- YOUR OBJECTIVE:
Quote, word for word, the stretch from the start of the listing through the line that contains "The yaw control system 34 is at (280, 1129).", including both ends.

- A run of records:

......

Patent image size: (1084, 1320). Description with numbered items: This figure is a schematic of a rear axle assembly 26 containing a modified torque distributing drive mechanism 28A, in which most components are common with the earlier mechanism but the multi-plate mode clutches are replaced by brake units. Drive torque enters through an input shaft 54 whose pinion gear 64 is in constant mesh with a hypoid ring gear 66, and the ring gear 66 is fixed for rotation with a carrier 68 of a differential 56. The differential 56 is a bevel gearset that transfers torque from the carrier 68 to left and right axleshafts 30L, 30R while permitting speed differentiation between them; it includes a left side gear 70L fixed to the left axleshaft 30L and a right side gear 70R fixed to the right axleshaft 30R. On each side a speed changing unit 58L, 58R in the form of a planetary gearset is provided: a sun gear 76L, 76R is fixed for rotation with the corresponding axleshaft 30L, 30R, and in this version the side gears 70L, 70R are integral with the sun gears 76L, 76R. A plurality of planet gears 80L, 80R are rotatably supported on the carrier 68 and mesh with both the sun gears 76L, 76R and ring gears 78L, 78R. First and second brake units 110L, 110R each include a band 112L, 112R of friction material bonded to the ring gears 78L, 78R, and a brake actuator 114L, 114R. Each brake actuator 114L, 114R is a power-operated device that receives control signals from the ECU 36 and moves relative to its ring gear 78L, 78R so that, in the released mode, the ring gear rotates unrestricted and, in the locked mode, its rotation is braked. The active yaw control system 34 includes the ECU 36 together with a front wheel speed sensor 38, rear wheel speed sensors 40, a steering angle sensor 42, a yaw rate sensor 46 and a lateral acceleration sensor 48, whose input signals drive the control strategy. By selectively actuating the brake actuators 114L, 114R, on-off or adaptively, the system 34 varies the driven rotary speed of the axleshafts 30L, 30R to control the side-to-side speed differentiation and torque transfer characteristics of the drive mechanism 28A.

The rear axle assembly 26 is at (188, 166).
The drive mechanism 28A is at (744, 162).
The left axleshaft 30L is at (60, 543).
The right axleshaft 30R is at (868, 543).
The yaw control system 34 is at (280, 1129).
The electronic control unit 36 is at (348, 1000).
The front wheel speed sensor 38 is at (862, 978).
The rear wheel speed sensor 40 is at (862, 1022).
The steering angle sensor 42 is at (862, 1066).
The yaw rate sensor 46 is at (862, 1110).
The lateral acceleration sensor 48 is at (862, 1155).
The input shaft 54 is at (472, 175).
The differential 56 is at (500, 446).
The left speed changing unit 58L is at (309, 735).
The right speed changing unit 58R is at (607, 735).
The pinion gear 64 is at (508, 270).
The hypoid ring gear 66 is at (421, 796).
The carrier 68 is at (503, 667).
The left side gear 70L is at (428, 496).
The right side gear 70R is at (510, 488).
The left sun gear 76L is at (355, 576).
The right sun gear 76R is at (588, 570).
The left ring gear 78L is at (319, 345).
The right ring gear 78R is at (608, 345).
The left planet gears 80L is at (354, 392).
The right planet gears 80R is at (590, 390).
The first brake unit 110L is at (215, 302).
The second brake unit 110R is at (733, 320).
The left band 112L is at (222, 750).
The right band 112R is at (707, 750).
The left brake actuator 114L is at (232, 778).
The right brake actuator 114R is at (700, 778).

......

- CORRECT OUTPUT:
Patent image size: (1084, 1320). Description with numbered items: This figure is a schematic of a rear axle assembly 26 containing a modified torque distributing drive mechanism 28A, in which most components are common with the earlier mechanism but the multi-plate mode clutches are replaced by brake units. Drive torque enters through an input shaft 54 whose pinion gear 64 is in constant mesh with a hypoid ring gear 66, and the ring gear 66 is fixed for rotation with a carrier 68 of a differential 56. The differential 56 is a bevel gearset that transfers torque from the carrier 68 to left and right axleshafts 30L, 30R while permitting speed differentiation between them; it includes a left side gear 70L fixed to the left axleshaft 30L and a right side gear 70R fixed to the right axleshaft 30R. On each side a speed changing unit 58L, 58R in the form of a planetary gearset is provided: a sun gear 76L, 76R is fixed for rotation with the corresponding axleshaft 30L, 30R, and in this version the side gears 70L, 70R are integral with the sun gears 76L, 76R. A plurality of planet gears 80L, 80R are rotatably supported on the carrier 68 and mesh with both the sun gears 76L, 76R and ring gears 78L, 78R. First and second brake units 110L, 110R each include a band 112L, 112R of friction material bonded to the ring gears 78L, 78R, and a brake actuator 114L, 114R. Each brake actuator 114L, 114R is a power-operated device that receives control signals from the ECU 36 and moves relative to its ring gear 78L, 78R so that, in the released mode, the ring gear rotates unrestricted and, in the locked mode, its rotation is braked. The active yaw control system 34 includes the ECU 36 together with a front wheel speed sensor 38, rear wheel speed sensors 40, a steering angle sensor 42, a yaw rate sensor 46 and a lateral acceleration sensor 48, whose input signals drive the control strategy. By selectively actuating the brake actuators 114L, 114R, on-off or adaptively, the system 34 varies the driven rotary speed of the axleshafts 30L, 30R to control the side-to-side speed differentiation and torque transfer characteristics of the drive mechanism 28A.

The rear axle assembly 26 is at (188, 166).
The drive mechanism 28A is at (744, 162).
The left axleshaft 30L is at (60, 543).
The right axleshaft 30R is at (868, 543).
The yaw control system 34 is at (280, 1129).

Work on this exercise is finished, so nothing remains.